### Records about charts and figures:
>>>>>

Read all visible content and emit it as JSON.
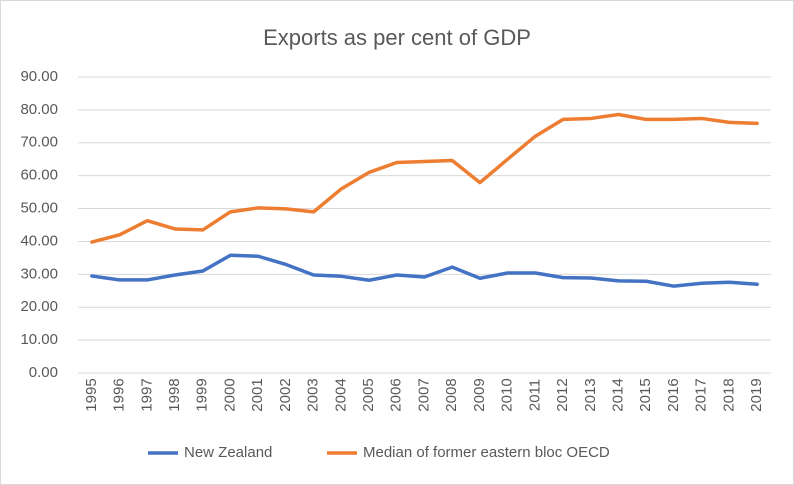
{
  "chart_data": {
    "type": "line",
    "title": "Exports as per cent of GDP",
    "categories": [
      "1995",
      "1996",
      "1997",
      "1998",
      "1999",
      "2000",
      "2001",
      "2002",
      "2003",
      "2004",
      "2005",
      "2006",
      "2007",
      "2008",
      "2009",
      "2010",
      "2011",
      "2012",
      "2013",
      "2014",
      "2015",
      "2016",
      "2017",
      "2018",
      "2019"
    ],
    "series": [
      {
        "name": "New Zealand",
        "color": "#4472c4",
        "values": [
          29.5,
          28.3,
          28.3,
          29.8,
          31,
          35.8,
          35.5,
          33,
          29.8,
          29.4,
          28.2,
          29.8,
          29.2,
          32.2,
          28.8,
          30.4,
          30.4,
          29,
          28.9,
          28,
          27.9,
          26.4,
          27.3,
          27.6,
          27
        ]
      },
      {
        "name": "Median of former eastern bloc OECD",
        "color": "#ed7d31",
        "values": [
          39.8,
          42,
          46.3,
          43.8,
          43.5,
          49,
          50.2,
          49.9,
          49,
          56,
          61,
          64,
          64.3,
          64.6,
          57.9,
          65,
          72,
          77.1,
          77.4,
          78.6,
          77.1,
          77.1,
          77.4,
          76.2,
          75.9
        ]
      }
    ],
    "ylim": [
      0,
      90
    ],
    "yticks": [
      {
        "value": 0,
        "label": "0.00"
      },
      {
        "value": 10,
        "label": "10.00"
      },
      {
        "value": 20,
        "label": "20.00"
      },
      {
        "value": 30,
        "label": "30.00"
      },
      {
        "value": 40,
        "label": "40.00"
      },
      {
        "value": 50,
        "label": "50.00"
      },
      {
        "value": 60,
        "label": "60.00"
      },
      {
        "value": 70,
        "label": "70.00"
      },
      {
        "value": 80,
        "label": "80.00"
      },
      {
        "value": 90,
        "label": "90.00"
      }
    ],
    "grid": true,
    "legend": "bottom"
  }
}
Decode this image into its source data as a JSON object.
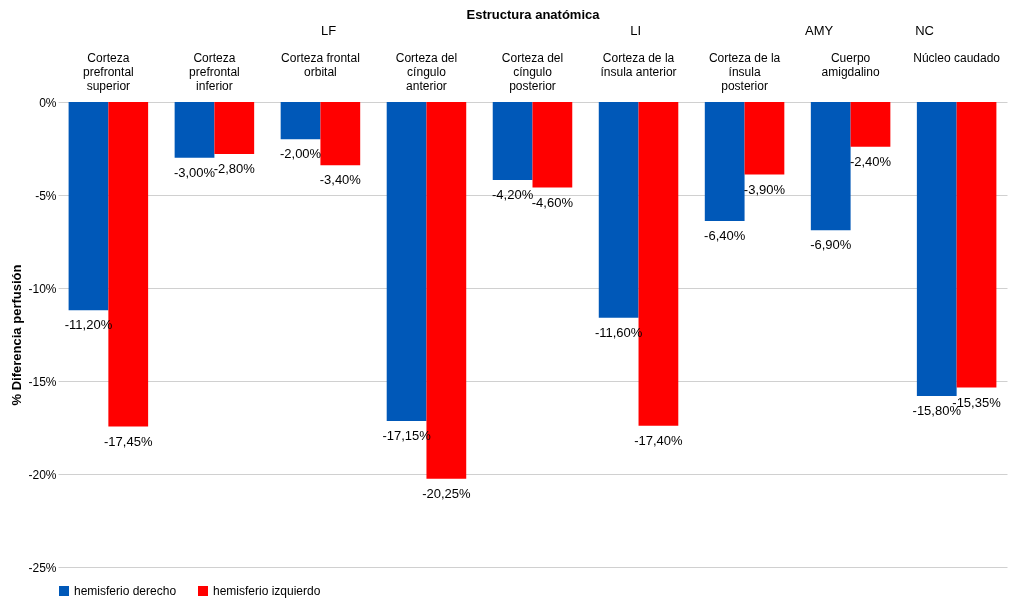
{
  "chart_data": {
    "type": "bar",
    "xlabel": "Estructura anatómica",
    "ylabel": "% Diferencia perfusión",
    "categories": [
      "Corteza prefrontal superior",
      "Corteza prefrontal inferior",
      "Corteza frontal orbital",
      "Corteza del cíngulo anterior",
      "Corteza del cíngulo posterior",
      "Corteza de la ínsula anterior",
      "Corteza de la ínsula posterior",
      "Cuerpo amigdalino",
      "Núcleo caudado"
    ],
    "series": [
      {
        "name": "hemisferio derecho",
        "color": "#0058b8",
        "values": [
          -11.2,
          -3,
          -2,
          -17.15,
          -4.2,
          -11.6,
          -6.4,
          -6.9,
          -15.8
        ],
        "value_labels": [
          "-11,20%",
          "-3,00%",
          "-2,00%",
          "-17,15%",
          "-4,20%",
          "-11,60%",
          "-6,40%",
          "-6,90%",
          "-15,80%"
        ]
      },
      {
        "name": "hemisferio izquierdo",
        "color": "#ff0000",
        "values": [
          -17.45,
          -2.8,
          -3.4,
          -20.25,
          -4.6,
          -17.4,
          -3.9,
          -2.4,
          -15.35
        ],
        "value_labels": [
          "-17,45%",
          "-2,80%",
          "-3,40%",
          "-20,25%",
          "-4,60%",
          "-17,40%",
          "-3,90%",
          "-2,40%",
          "-15,35%"
        ]
      }
    ],
    "annotations": [
      "LF",
      "LI",
      "AMY",
      "NC"
    ],
    "ylim": [
      -25,
      0
    ],
    "yticks": [
      {
        "value": 0,
        "label": "0%"
      },
      {
        "value": -5,
        "label": "-5%"
      },
      {
        "value": -10,
        "label": "-10%"
      },
      {
        "value": -15,
        "label": "-15%"
      },
      {
        "value": -20,
        "label": "-20%"
      },
      {
        "value": -25,
        "label": "-25%"
      }
    ],
    "grid": "y",
    "legend": "bottom"
  }
}
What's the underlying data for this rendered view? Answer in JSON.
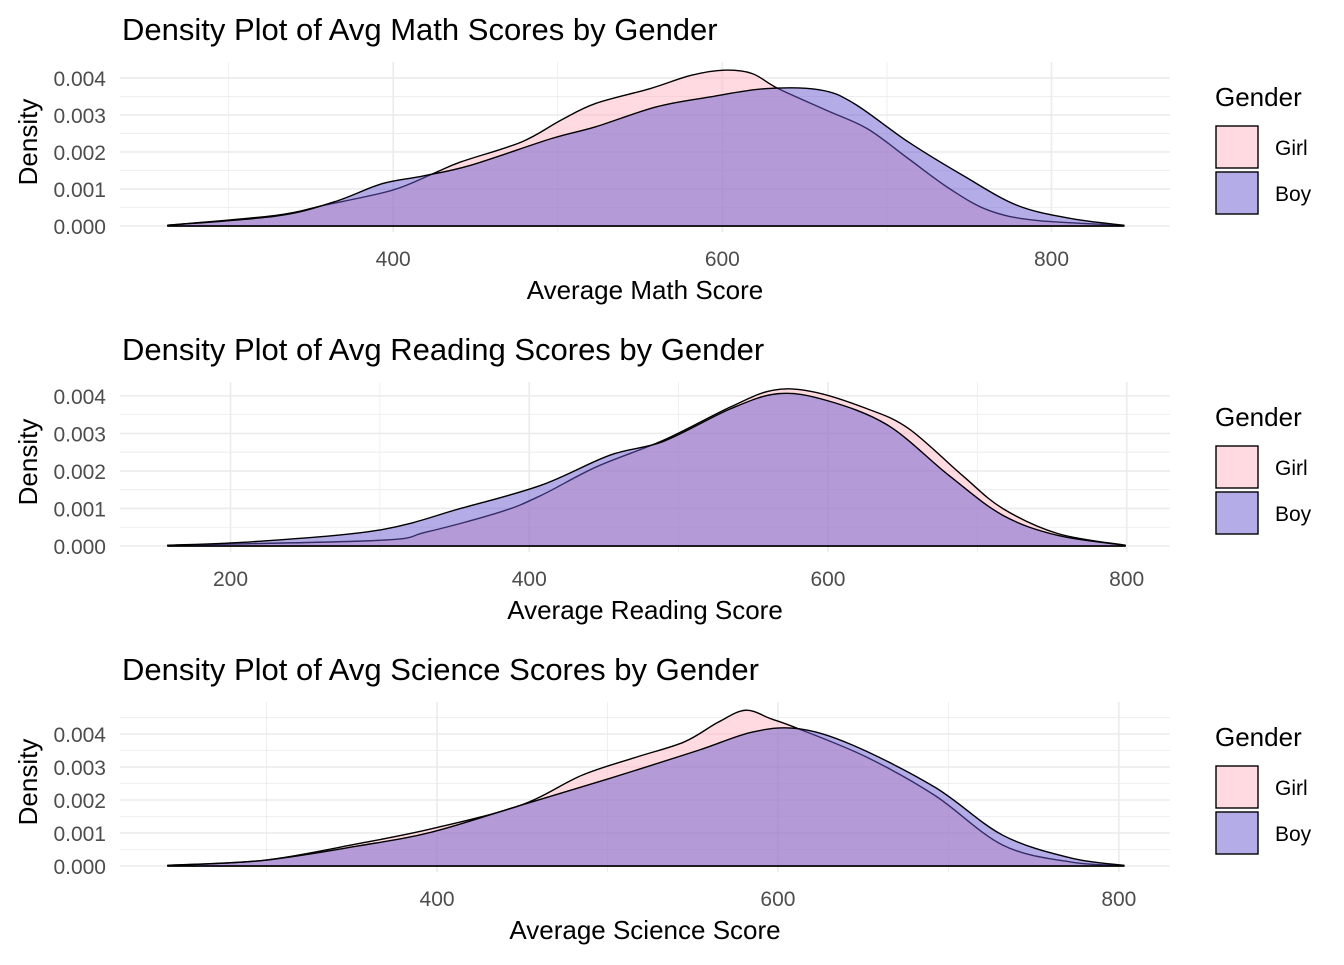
{
  "chart_data": [
    {
      "type": "area",
      "title": "Density Plot of Avg Math Scores by Gender",
      "xlabel": "Average Math Score",
      "ylabel": "Density",
      "xlim": [
        234,
        872
      ],
      "ylim": [
        0,
        0.00443
      ],
      "xticks": [
        400,
        600,
        800
      ],
      "yticks": [
        0,
        0.001,
        0.002,
        0.003,
        0.004
      ],
      "ytick_labels": [
        "0.000",
        "0.001",
        "0.002",
        "0.003",
        "0.004"
      ],
      "legend": {
        "title": "Gender",
        "position": "right"
      },
      "series": [
        {
          "name": "Girl",
          "color": "#FFB6C1",
          "x": [
            263,
            329,
            358,
            399,
            424,
            441,
            478,
            502,
            523,
            556,
            581,
            601,
            618,
            634,
            663,
            688,
            713,
            738,
            762,
            791,
            844
          ],
          "y": [
            2e-05,
            0.00029,
            0.00056,
            0.00096,
            0.00141,
            0.00173,
            0.00227,
            0.00286,
            0.00331,
            0.00371,
            0.00407,
            0.00421,
            0.00412,
            0.00371,
            0.00313,
            0.00263,
            0.00182,
            0.00101,
            0.00042,
            0.00015,
            2e-05
          ]
        },
        {
          "name": "Boy",
          "color": "#6A5ACD",
          "x": [
            263,
            329,
            364,
            393,
            418,
            447,
            496,
            523,
            560,
            593,
            626,
            659,
            680,
            713,
            746,
            779,
            812,
            844
          ],
          "y": [
            2e-05,
            0.00027,
            0.00065,
            0.00114,
            0.00135,
            0.00164,
            0.00236,
            0.00268,
            0.00322,
            0.00349,
            0.00371,
            0.00368,
            0.00331,
            0.00227,
            0.00137,
            0.00056,
            0.0002,
            2e-05
          ]
        }
      ]
    },
    {
      "type": "area",
      "title": "Density Plot of Avg Reading Scores by Gender",
      "xlabel": "Average Reading Score",
      "ylabel": "Density",
      "xlim": [
        126,
        829
      ],
      "ylim": [
        0,
        0.00437
      ],
      "xticks": [
        200,
        400,
        600,
        800
      ],
      "yticks": [
        0,
        0.001,
        0.002,
        0.003,
        0.004
      ],
      "ytick_labels": [
        "0.000",
        "0.001",
        "0.002",
        "0.003",
        "0.004"
      ],
      "legend": {
        "title": "Gender",
        "position": "right"
      },
      "series": [
        {
          "name": "Girl",
          "color": "#FFB6C1",
          "x": [
            158,
            299,
            331,
            381,
            408,
            445,
            490,
            535,
            563,
            590,
            626,
            654,
            690,
            717,
            754,
            799
          ],
          "y": [
            2e-05,
            0.00015,
            0.00037,
            0.00091,
            0.00135,
            0.00211,
            0.00282,
            0.00371,
            0.00415,
            0.00411,
            0.00366,
            0.00313,
            0.00188,
            0.001,
            0.00033,
            2e-05
          ]
        },
        {
          "name": "Boy",
          "color": "#6A5ACD",
          "x": [
            158,
            217,
            299,
            354,
            408,
            454,
            490,
            535,
            567,
            599,
            640,
            681,
            717,
            754,
            799
          ],
          "y": [
            2e-05,
            0.00012,
            0.00042,
            0.001,
            0.00162,
            0.00242,
            0.00279,
            0.00366,
            0.00406,
            0.00388,
            0.00322,
            0.00188,
            0.00082,
            0.00028,
            2e-05
          ]
        }
      ]
    },
    {
      "type": "area",
      "title": "Density Plot of Avg Science Scores by Gender",
      "xlabel": "Average Science Score",
      "ylabel": "Density",
      "xlim": [
        214,
        830
      ],
      "ylim": [
        0,
        0.00497
      ],
      "xticks": [
        400,
        600,
        800
      ],
      "yticks": [
        0,
        0.001,
        0.002,
        0.003,
        0.004
      ],
      "ytick_labels": [
        "0.000",
        "0.001",
        "0.002",
        "0.003",
        "0.004"
      ],
      "legend": {
        "title": "Gender",
        "position": "right"
      },
      "series": [
        {
          "name": "Girl",
          "color": "#FFB6C1",
          "x": [
            242,
            298,
            354,
            397,
            449,
            485,
            517,
            545,
            565,
            581,
            596,
            612,
            652,
            692,
            732,
            772,
            803
          ],
          "y": [
            2e-05,
            0.00017,
            0.00068,
            0.00113,
            0.00184,
            0.00275,
            0.0033,
            0.00376,
            0.00436,
            0.00472,
            0.00446,
            0.00416,
            0.0033,
            0.00214,
            0.00063,
            0.00012,
            2e-05
          ]
        },
        {
          "name": "Boy",
          "color": "#6A5ACD",
          "x": [
            242,
            298,
            354,
            397,
            449,
            501,
            553,
            585,
            612,
            644,
            692,
            732,
            772,
            803
          ],
          "y": [
            2e-05,
            0.00017,
            0.00061,
            0.00103,
            0.00184,
            0.00265,
            0.0035,
            0.00406,
            0.00416,
            0.00366,
            0.00239,
            0.00093,
            0.00024,
            2e-05
          ]
        }
      ]
    }
  ]
}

<<<<<

The word "posterior" appears in how many lines of the records? Give the number only.

### Exercise response:
2